Directions: Repeat the material exactly as it appears.

* Start Working data *

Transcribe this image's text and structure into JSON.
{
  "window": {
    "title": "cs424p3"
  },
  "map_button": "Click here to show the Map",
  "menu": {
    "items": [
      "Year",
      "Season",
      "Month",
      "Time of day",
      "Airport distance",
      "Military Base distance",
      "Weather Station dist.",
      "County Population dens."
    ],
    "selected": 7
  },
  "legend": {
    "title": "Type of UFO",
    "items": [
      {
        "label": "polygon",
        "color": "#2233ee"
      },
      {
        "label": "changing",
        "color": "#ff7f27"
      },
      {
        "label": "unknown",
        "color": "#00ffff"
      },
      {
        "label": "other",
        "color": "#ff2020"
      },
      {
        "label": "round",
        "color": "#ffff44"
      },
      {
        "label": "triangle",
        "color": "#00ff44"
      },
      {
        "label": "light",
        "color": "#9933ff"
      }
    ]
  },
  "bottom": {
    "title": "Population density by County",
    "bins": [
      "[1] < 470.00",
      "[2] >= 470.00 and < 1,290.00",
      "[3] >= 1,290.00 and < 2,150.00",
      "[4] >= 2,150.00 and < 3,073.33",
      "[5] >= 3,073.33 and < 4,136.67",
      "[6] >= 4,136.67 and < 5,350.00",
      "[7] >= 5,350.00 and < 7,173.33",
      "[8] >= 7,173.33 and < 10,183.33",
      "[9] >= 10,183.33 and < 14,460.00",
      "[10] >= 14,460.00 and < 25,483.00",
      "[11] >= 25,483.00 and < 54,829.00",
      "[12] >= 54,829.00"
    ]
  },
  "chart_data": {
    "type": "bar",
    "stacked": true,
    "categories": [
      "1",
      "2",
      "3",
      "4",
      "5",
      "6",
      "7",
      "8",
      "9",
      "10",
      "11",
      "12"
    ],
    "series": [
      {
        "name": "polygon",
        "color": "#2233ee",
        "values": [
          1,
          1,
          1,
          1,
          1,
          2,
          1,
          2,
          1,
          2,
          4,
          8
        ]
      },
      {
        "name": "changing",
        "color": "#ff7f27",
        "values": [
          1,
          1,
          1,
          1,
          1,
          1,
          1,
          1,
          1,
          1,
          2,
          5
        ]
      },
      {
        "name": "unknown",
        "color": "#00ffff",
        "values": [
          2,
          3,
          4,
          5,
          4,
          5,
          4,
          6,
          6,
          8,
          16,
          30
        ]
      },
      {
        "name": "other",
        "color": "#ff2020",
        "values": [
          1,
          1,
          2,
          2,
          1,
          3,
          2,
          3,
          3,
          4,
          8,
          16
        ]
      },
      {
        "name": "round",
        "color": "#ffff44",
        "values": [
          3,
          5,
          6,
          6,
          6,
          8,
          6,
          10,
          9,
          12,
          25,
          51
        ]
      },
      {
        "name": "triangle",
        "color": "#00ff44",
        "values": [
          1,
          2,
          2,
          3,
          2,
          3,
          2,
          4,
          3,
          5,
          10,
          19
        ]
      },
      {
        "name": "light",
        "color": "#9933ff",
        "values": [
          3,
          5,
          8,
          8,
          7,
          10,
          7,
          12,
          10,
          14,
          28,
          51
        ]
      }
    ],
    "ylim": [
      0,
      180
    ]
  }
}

* End Working data *

Solution to the problem:
Transcribe this image's text and structure into JSON.
{
  "window": {
    "title": "cs424p3"
  },
  "map_button": "Click here to show the Map",
  "menu": {
    "items": [
      "Year",
      "Season",
      "Month",
      "Time of day",
      "Airport distance",
      "Military Base distance",
      "Weather Station dist.",
      "County Population dens."
    ],
    "selected": 7
  },
  "legend": {
    "title": "Type of UFO",
    "items": [
      {
        "label": "polygon",
        "color": "#2233ee"
      },
      {
        "label": "changing",
        "color": "#ff7f27"
      },
      {
        "label": "unknown",
        "color": "#00ffff"
      },
      {
        "label": "other",
        "color": "#ff2020"
      },
      {
        "label": "round",
        "color": "#ffff44"
      },
      {
        "label": "triangle",
        "color": "#00ff44"
      },
      {
        "label": "light",
        "color": "#9933ff"
      }
    ]
  },
  "bottom": {
    "title": "Population density by County",
    "bins": [
      "[1] < 470.00",
      "[2] >= 470.00 and < 1,290.00",
      "[3] >= 1,290.00 and < 2,150.00",
      "[4] >= 2,150.00 and < 3,073.33",
      "[5] >= 3,073.33 and < 4,136.67",
      "[6] >= 4,136.67 and < 5,350.00",
      "[7] >= 5,350.00 and < 7,173.33",
      "[8] >= 7,173.33 and < 10,183.33",
      "[9] >= 10,183.33 and < 14,460.00",
      "[10] >= 14,460.00 and < 25,483.00",
      "[11] >= 25,483.00 and < 54,829.00",
      "[12] >= 54,829.00"
    ]
  },
  "chart_data": {
    "type": "bar",
    "stacked": true,
    "categories": [
      "1",
      "2",
      "3",
      "4",
      "5",
      "6",
      "7",
      "8",
      "9",
      "10",
      "11",
      "12"
    ],
    "series": [
      {
        "name": "polygon",
        "color": "#2233ee",
        "values": [
          1,
          1,
          1,
          1,
          1,
          2,
          1,
          2,
          1,
          2,
          4,
          8
        ]
      },
      {
        "name": "changing",
        "color": "#ff7f27",
        "values": [
          1,
          1,
          1,
          1,
          1,
          1,
          1,
          1,
          1,
          1,
          2,
          5
        ]
      },
      {
        "name": "unknown",
        "color": "#00ffff",
        "values": [
          2,
          3,
          4,
          5,
          4,
          5,
          4,
          6,
          6,
          8,
          16,
          30
        ]
      },
      {
        "name": "other",
        "color": "#ff2020",
        "values": [
          1,
          1,
          2,
          2,
          1,
          3,
          2,
          3,
          3,
          4,
          8,
          16
        ]
      },
      {
        "name": "round",
        "color": "#ffff44",
        "values": [
          3,
          5,
          6,
          6,
          6,
          8,
          6,
          10,
          9,
          12,
          25,
          51
        ]
      },
      {
        "name": "triangle",
        "color": "#00ff44",
        "values": [
          1,
          2,
          2,
          3,
          2,
          3,
          2,
          4,
          3,
          5,
          10,
          19
        ]
      },
      {
        "name": "light",
        "color": "#9933ff",
        "values": [
          3,
          5,
          8,
          8,
          7,
          10,
          7,
          12,
          10,
          14,
          28,
          51
        ]
      }
    ],
    "ylim": [
      0,
      180
    ]
  }
}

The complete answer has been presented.